The EDS elemental mapping of the SiO2/(PTFE/PEI)10/PPS composite filter medium: (a) FE-SEM image before mapping; (b) S, (c) C, (d) F, (e) O and (f) Si elements.

Figure 4a exhibits the FT-IR spectra of the pure PPS filter medium before and after oxidation treatment for 400 h. The bands located at 1570 and 1469 cm−1 are attributed to the nonsymmetric phenyl ring stretching modes (C6H6–S). The bands at 1383, 1089 and 1007 cm−1 are assigned to the C–S stretching and bending vibration. The strong absorption band centered at 807 cm−1 is ascribed to the bending vibration of para-disubstituted aromatic rings [52]. Moreover, the peaks at 1178 and 1070 cm−1 are assigned to the stretching vibration of –SO2– and –SO–, respectively. The existence of –SO– and –SO2– is because of the low bond energy of the C–S bond, which was easily oxidized during synthesis, drying and storage [53]. After the oxidation treatment for 400 h, a new band located at 1230 cm−1 appeared, which is attributed to the sulfite linkage (–O–SO–O–), indicating the oxidation of the PPS filter medium [54]. The spectra of the (PTFE/PEI)10/PPS composite filter medium before and after oxidation treatment for 400 h are shown in Figure 4b. The bands located at 1571, 1470, 1384, 1090, 1008 and 808 cm−1 are attributed to the characteristic absorption of PPS, which is consistent with the pure PPS filter medium shown in Figure 4a. After the modification of PTFE, new bands located at 1207, 1152 and 639 cm−1 appeared, which are attributed to the –CF2– stretching and rocking vibrations [55,56]. This demonstrated that the PTFE was successfully self-assembled on the surfaces of the PPS fibers. It is worth noting that there is no apparent change of the absorption peak of the SiO2/(PTFE/PEI)10/PPS composite filter medium after the oxidation treatment for 400 h, indicating that the deposition of PTFE/PEI bilayers inhibits the oxidation of the PPS filter medium.

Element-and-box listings
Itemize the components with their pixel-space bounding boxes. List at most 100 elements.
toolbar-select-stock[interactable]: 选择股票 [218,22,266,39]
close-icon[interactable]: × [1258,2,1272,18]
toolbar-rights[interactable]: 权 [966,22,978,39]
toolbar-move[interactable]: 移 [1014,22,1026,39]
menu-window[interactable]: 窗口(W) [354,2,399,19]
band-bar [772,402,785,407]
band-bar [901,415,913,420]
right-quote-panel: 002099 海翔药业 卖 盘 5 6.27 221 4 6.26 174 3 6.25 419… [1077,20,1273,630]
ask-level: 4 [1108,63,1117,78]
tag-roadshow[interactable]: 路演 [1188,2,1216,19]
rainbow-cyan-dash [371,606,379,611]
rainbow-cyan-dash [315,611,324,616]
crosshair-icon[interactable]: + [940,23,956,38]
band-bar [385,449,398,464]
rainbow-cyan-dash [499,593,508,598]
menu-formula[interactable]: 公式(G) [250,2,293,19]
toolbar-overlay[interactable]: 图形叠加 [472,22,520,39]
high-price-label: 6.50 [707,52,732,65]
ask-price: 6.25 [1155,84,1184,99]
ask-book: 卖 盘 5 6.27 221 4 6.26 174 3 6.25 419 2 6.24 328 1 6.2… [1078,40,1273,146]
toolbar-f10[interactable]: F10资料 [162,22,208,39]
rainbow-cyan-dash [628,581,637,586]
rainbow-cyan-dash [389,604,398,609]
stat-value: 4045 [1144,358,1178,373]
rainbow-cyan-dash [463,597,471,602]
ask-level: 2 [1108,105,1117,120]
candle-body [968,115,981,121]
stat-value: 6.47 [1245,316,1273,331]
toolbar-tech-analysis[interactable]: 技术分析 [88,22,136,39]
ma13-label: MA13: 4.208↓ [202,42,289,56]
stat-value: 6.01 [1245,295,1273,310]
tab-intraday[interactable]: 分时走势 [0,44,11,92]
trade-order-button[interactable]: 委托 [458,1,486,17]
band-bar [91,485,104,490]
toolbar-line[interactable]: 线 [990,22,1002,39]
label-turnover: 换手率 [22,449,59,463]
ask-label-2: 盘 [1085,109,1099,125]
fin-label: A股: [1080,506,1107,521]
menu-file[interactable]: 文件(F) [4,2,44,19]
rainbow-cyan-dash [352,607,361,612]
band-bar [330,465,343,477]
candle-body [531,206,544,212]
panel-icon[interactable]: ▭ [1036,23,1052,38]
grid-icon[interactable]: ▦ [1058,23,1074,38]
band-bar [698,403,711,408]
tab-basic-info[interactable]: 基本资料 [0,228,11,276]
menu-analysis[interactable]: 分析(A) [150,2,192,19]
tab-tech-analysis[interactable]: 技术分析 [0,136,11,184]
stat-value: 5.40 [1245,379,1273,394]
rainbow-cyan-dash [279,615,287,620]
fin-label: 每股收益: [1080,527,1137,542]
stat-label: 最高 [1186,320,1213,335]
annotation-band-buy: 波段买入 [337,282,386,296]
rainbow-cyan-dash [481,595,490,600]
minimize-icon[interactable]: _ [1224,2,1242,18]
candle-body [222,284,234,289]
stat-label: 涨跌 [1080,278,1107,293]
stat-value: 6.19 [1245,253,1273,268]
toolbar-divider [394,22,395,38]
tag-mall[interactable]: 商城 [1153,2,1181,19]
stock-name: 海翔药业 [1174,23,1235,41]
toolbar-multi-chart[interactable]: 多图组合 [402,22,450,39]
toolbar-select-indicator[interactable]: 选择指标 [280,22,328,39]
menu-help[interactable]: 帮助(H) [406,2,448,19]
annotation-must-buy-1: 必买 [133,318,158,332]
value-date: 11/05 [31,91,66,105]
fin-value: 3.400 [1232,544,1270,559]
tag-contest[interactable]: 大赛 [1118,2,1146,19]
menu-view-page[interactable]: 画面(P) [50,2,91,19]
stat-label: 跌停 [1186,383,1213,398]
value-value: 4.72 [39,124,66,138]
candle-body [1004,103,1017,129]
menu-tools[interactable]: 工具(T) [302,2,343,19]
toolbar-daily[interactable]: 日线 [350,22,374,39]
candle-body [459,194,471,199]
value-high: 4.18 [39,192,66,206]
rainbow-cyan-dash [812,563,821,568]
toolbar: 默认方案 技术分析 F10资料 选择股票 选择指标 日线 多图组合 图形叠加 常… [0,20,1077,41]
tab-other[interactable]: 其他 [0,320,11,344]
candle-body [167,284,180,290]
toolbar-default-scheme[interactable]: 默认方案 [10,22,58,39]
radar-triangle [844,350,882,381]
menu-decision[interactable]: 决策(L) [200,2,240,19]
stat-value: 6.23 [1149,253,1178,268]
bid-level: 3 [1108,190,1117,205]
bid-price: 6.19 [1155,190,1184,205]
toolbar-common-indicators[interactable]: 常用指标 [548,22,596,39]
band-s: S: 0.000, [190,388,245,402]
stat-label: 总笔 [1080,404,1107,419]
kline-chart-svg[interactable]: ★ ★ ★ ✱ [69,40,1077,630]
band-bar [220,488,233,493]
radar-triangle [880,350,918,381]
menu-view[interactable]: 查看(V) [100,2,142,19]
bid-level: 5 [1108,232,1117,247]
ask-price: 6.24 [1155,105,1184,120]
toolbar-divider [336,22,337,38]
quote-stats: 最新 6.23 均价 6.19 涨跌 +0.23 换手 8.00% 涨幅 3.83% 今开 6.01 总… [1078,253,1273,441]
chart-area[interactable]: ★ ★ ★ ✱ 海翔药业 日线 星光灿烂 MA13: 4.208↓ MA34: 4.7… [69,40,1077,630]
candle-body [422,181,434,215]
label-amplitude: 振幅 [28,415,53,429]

TASKS TO CARRY OUT:
1. According to the text on PPS filter media, what new band appeared in the pure PPS filter medium after 400 h of oxidation treatment, and what is it attributed to?
2. Reproduce the passage of the PPS filter media text from "The EDS elemental" to "(f) Si elements.", changing "FE-SEM image" to "micrograph".
This material has no connection to the text.

SOLVED TASKS:
1. A new band at 1230 cm−1 appeared, attributed to the sulfite linkage (–O–SO–O–).

2.
The EDS elemental mapping of the SiO2/(PTFE/PEI)10/PPS composite filter medium: (a) micrograph before mapping; (b) S, (c) C, (d) F, (e) O and (f) Si elements.